Collected data entries
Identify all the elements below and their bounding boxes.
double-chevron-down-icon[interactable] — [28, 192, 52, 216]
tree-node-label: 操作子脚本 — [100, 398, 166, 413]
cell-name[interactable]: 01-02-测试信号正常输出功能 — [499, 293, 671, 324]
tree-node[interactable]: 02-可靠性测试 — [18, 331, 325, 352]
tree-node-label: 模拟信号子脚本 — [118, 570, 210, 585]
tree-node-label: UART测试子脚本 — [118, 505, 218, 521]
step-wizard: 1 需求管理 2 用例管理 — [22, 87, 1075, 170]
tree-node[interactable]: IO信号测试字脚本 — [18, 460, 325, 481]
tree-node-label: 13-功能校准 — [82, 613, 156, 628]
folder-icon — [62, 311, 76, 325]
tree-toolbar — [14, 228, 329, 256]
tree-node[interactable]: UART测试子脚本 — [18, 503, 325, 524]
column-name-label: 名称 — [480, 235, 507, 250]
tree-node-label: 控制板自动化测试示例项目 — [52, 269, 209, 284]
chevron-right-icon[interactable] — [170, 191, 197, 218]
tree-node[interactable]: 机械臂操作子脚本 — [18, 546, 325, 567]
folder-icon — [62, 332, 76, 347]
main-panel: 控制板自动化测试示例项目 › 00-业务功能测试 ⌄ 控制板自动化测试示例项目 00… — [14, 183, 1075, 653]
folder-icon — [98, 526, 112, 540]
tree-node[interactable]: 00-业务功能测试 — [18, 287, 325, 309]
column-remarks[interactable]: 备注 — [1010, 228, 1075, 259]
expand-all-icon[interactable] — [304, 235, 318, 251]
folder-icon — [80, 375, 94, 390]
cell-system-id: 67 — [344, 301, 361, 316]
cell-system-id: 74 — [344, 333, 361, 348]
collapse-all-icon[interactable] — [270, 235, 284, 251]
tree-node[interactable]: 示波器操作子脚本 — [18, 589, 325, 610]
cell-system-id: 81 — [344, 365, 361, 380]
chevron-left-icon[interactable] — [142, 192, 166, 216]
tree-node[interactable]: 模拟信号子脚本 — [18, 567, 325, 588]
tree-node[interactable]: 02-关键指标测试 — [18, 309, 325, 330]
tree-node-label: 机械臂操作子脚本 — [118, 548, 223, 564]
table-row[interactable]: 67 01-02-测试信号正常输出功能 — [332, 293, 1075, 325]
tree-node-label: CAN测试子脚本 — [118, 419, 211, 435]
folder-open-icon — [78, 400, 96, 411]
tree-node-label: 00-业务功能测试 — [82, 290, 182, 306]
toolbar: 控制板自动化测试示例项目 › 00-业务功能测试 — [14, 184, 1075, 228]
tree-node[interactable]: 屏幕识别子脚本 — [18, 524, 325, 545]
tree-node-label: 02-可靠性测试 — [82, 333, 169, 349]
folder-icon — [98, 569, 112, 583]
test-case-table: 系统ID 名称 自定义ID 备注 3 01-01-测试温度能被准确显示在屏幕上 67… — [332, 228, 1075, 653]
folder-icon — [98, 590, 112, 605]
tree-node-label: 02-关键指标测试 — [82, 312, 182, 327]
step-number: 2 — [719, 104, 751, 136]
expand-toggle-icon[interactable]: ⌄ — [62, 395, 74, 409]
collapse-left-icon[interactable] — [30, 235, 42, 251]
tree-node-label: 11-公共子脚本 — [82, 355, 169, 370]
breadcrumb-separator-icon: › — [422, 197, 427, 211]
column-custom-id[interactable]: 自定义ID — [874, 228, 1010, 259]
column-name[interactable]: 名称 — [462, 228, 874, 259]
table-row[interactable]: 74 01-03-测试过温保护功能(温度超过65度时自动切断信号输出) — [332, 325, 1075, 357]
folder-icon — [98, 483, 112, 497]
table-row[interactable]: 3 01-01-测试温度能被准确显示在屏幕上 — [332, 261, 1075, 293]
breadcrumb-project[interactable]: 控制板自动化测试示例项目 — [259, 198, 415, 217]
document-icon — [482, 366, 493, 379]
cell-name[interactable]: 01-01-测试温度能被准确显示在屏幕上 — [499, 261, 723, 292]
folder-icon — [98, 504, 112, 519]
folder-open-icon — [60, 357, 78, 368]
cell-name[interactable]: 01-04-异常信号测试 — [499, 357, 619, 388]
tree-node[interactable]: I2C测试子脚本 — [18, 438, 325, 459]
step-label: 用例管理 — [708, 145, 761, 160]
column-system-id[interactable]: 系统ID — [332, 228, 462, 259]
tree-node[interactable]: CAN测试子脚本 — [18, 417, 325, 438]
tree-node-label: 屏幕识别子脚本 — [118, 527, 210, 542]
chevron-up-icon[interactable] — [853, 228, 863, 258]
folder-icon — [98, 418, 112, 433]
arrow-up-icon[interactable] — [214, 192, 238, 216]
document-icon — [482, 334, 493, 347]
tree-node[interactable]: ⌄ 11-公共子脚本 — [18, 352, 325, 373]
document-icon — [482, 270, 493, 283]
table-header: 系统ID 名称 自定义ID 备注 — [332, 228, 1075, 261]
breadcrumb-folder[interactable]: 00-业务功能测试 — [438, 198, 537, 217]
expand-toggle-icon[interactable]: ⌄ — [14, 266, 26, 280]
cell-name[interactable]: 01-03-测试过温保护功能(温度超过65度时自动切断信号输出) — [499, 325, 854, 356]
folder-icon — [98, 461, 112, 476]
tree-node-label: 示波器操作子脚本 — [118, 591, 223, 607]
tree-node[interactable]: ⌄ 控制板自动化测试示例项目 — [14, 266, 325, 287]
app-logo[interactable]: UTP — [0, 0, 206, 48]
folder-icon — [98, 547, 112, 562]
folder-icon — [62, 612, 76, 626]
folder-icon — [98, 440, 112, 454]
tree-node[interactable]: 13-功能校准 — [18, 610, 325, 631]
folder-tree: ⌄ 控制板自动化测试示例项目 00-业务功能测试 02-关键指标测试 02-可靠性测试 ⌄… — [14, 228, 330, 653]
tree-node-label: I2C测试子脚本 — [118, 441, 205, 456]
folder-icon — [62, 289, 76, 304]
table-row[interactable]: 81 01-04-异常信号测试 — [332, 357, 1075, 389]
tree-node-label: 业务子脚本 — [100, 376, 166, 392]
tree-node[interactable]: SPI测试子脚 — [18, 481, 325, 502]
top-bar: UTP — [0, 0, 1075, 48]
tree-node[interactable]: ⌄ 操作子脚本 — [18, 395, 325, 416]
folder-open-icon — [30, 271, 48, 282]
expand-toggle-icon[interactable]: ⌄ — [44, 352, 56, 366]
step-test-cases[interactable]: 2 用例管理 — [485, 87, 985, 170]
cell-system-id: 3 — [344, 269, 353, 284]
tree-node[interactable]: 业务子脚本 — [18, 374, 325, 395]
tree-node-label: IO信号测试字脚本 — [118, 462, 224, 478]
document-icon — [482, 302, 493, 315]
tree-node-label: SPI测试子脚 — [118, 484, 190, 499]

- _Task prompt_
Output all of the items above again, line for line and without any change.

- _Complete response_
Identify all the elements below and their bounding boxes.
double-chevron-down-icon[interactable] — [28, 192, 52, 216]
tree-node-label: 操作子脚本 — [100, 398, 166, 413]
cell-name[interactable]: 01-02-测试信号正常输出功能 — [499, 293, 671, 324]
tree-node[interactable]: 02-可靠性测试 — [18, 331, 325, 352]
tree-node-label: 模拟信号子脚本 — [118, 570, 210, 585]
tree-node-label: UART测试子脚本 — [118, 505, 218, 521]
step-wizard: 1 需求管理 2 用例管理 — [22, 87, 1075, 170]
tree-node[interactable]: IO信号测试字脚本 — [18, 460, 325, 481]
tree-node-label: 13-功能校准 — [82, 613, 156, 628]
folder-icon — [62, 311, 76, 325]
tree-toolbar — [14, 228, 329, 256]
tree-node[interactable]: UART测试子脚本 — [18, 503, 325, 524]
column-name-label: 名称 — [480, 235, 507, 250]
tree-node-label: 控制板自动化测试示例项目 — [52, 269, 209, 284]
chevron-right-icon[interactable] — [170, 191, 197, 218]
tree-node[interactable]: 机械臂操作子脚本 — [18, 546, 325, 567]
folder-icon — [62, 332, 76, 347]
main-panel: 控制板自动化测试示例项目 › 00-业务功能测试 ⌄ 控制板自动化测试示例项目 00… — [14, 183, 1075, 653]
folder-icon — [98, 526, 112, 540]
tree-node[interactable]: 00-业务功能测试 — [18, 287, 325, 309]
column-remarks[interactable]: 备注 — [1010, 228, 1075, 259]
expand-all-icon[interactable] — [304, 235, 318, 251]
folder-icon — [80, 375, 94, 390]
cell-system-id: 67 — [344, 301, 361, 316]
cell-system-id: 74 — [344, 333, 361, 348]
collapse-all-icon[interactable] — [270, 235, 284, 251]
tree-node[interactable]: 示波器操作子脚本 — [18, 589, 325, 610]
cell-system-id: 81 — [344, 365, 361, 380]
chevron-left-icon[interactable] — [142, 192, 166, 216]
tree-node[interactable]: 模拟信号子脚本 — [18, 567, 325, 588]
tree-node[interactable]: 02-关键指标测试 — [18, 309, 325, 330]
tree-node-label: 机械臂操作子脚本 — [118, 548, 223, 564]
table-row[interactable]: 67 01-02-测试信号正常输出功能 — [332, 293, 1075, 325]
tree-node-label: CAN测试子脚本 — [118, 419, 211, 435]
folder-open-icon — [78, 400, 96, 411]
tree-node-label: 00-业务功能测试 — [82, 290, 182, 306]
toolbar: 控制板自动化测试示例项目 › 00-业务功能测试 — [14, 184, 1075, 228]
tree-node[interactable]: 屏幕识别子脚本 — [18, 524, 325, 545]
tree-node-label: 02-可靠性测试 — [82, 333, 169, 349]
folder-icon — [98, 569, 112, 583]
test-case-table: 系统ID 名称 自定义ID 备注 3 01-01-测试温度能被准确显示在屏幕上 67… — [332, 228, 1075, 653]
folder-icon — [98, 590, 112, 605]
tree-node-label: 02-关键指标测试 — [82, 312, 182, 327]
step-number: 2 — [719, 104, 751, 136]
expand-toggle-icon[interactable]: ⌄ — [62, 395, 74, 409]
collapse-left-icon[interactable] — [30, 235, 42, 251]
tree-node-label: 11-公共子脚本 — [82, 355, 169, 370]
breadcrumb-separator-icon: › — [422, 197, 427, 211]
column-custom-id[interactable]: 自定义ID — [874, 228, 1010, 259]
column-name[interactable]: 名称 — [462, 228, 874, 259]
table-row[interactable]: 74 01-03-测试过温保护功能(温度超过65度时自动切断信号输出) — [332, 325, 1075, 357]
folder-icon — [98, 483, 112, 497]
table-row[interactable]: 3 01-01-测试温度能被准确显示在屏幕上 — [332, 261, 1075, 293]
breadcrumb-project[interactable]: 控制板自动化测试示例项目 — [259, 198, 415, 217]
document-icon — [482, 366, 493, 379]
cell-name[interactable]: 01-01-测试温度能被准确显示在屏幕上 — [499, 261, 723, 292]
folder-icon — [98, 504, 112, 519]
folder-open-icon — [60, 357, 78, 368]
cell-name[interactable]: 01-04-异常信号测试 — [499, 357, 619, 388]
tree-node[interactable]: I2C测试子脚本 — [18, 438, 325, 459]
step-label: 用例管理 — [708, 145, 761, 160]
column-system-id[interactable]: 系统ID — [332, 228, 462, 259]
tree-node[interactable]: CAN测试子脚本 — [18, 417, 325, 438]
tree-node-label: 屏幕识别子脚本 — [118, 527, 210, 542]
chevron-up-icon[interactable] — [853, 228, 863, 258]
folder-icon — [98, 418, 112, 433]
arrow-up-icon[interactable] — [214, 192, 238, 216]
document-icon — [482, 334, 493, 347]
tree-node[interactable]: ⌄ 11-公共子脚本 — [18, 352, 325, 373]
document-icon — [482, 270, 493, 283]
table-header: 系统ID 名称 自定义ID 备注 — [332, 228, 1075, 261]
breadcrumb-folder[interactable]: 00-业务功能测试 — [438, 198, 537, 217]
expand-toggle-icon[interactable]: ⌄ — [14, 266, 26, 280]
cell-name[interactable]: 01-03-测试过温保护功能(温度超过65度时自动切断信号输出) — [499, 325, 854, 356]
folder-icon — [98, 461, 112, 476]
tree-node-label: 示波器操作子脚本 — [118, 591, 223, 607]
tree-node[interactable]: ⌄ 控制板自动化测试示例项目 — [14, 266, 325, 287]
app-logo[interactable]: UTP — [0, 0, 206, 48]
folder-icon — [98, 547, 112, 562]
folder-icon — [62, 612, 76, 626]
folder-icon — [98, 440, 112, 454]
tree-node[interactable]: 13-功能校准 — [18, 610, 325, 631]
folder-tree: ⌄ 控制板自动化测试示例项目 00-业务功能测试 02-关键指标测试 02-可靠性测试 ⌄… — [14, 228, 330, 653]
tree-node-label: I2C测试子脚本 — [118, 441, 205, 456]
folder-icon — [62, 289, 76, 304]
table-row[interactable]: 81 01-04-异常信号测试 — [332, 357, 1075, 389]
tree-node-label: 业务子脚本 — [100, 376, 166, 392]
tree-node[interactable]: SPI测试子脚 — [18, 481, 325, 502]
top-bar: UTP — [0, 0, 1075, 48]
tree-node[interactable]: ⌄ 操作子脚本 — [18, 395, 325, 416]
folder-open-icon — [30, 271, 48, 282]
expand-toggle-icon[interactable]: ⌄ — [44, 352, 56, 366]
step-test-cases[interactable]: 2 用例管理 — [485, 87, 985, 170]
cell-system-id: 3 — [344, 269, 353, 284]
tree-node[interactable]: 业务子脚本 — [18, 374, 325, 395]
tree-node-label: IO信号测试字脚本 — [118, 462, 224, 478]
document-icon — [482, 302, 493, 315]
tree-node-label: SPI测试子脚 — [118, 484, 190, 499]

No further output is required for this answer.